THE PROBLEM
State how many lines of the entries include the string "JSON", please, leaving out everything but the number.

PROVIDED RECORDS
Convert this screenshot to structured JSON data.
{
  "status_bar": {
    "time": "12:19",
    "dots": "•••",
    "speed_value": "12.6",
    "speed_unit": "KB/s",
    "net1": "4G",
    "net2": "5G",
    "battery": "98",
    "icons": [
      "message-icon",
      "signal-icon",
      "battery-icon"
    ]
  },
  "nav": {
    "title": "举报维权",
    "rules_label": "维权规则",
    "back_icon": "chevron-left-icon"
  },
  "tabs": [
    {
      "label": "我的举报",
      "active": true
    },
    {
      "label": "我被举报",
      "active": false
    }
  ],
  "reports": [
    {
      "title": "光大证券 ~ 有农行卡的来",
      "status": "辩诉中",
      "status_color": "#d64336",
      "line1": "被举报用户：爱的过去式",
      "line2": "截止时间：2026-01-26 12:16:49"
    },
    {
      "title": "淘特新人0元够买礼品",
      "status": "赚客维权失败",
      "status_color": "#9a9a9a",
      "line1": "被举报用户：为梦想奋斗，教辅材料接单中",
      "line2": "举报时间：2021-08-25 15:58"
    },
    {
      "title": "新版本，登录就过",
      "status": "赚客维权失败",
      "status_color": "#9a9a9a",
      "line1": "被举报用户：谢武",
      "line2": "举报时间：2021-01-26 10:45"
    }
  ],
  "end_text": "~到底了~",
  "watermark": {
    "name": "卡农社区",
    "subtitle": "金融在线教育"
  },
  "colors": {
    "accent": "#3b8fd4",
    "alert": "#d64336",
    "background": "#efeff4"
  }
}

--

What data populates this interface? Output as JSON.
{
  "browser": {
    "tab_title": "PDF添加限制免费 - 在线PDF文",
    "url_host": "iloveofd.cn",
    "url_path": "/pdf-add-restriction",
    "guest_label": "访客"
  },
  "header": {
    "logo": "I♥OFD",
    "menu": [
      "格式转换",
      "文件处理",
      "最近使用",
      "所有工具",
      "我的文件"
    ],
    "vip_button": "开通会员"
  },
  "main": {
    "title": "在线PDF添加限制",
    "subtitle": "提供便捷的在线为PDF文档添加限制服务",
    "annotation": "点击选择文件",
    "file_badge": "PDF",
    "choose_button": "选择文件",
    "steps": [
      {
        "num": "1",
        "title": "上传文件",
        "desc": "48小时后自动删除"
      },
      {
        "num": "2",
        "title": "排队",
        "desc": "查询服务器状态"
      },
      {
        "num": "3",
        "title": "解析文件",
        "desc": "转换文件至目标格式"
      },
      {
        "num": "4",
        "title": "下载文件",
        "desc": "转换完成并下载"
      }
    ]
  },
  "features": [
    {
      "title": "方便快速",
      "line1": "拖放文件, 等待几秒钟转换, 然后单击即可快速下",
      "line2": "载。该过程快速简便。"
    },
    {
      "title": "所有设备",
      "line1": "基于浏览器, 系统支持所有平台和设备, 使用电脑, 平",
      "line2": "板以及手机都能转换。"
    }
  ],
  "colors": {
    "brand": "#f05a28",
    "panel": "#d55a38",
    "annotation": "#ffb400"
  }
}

SOLUTION FOR THIS TASK
2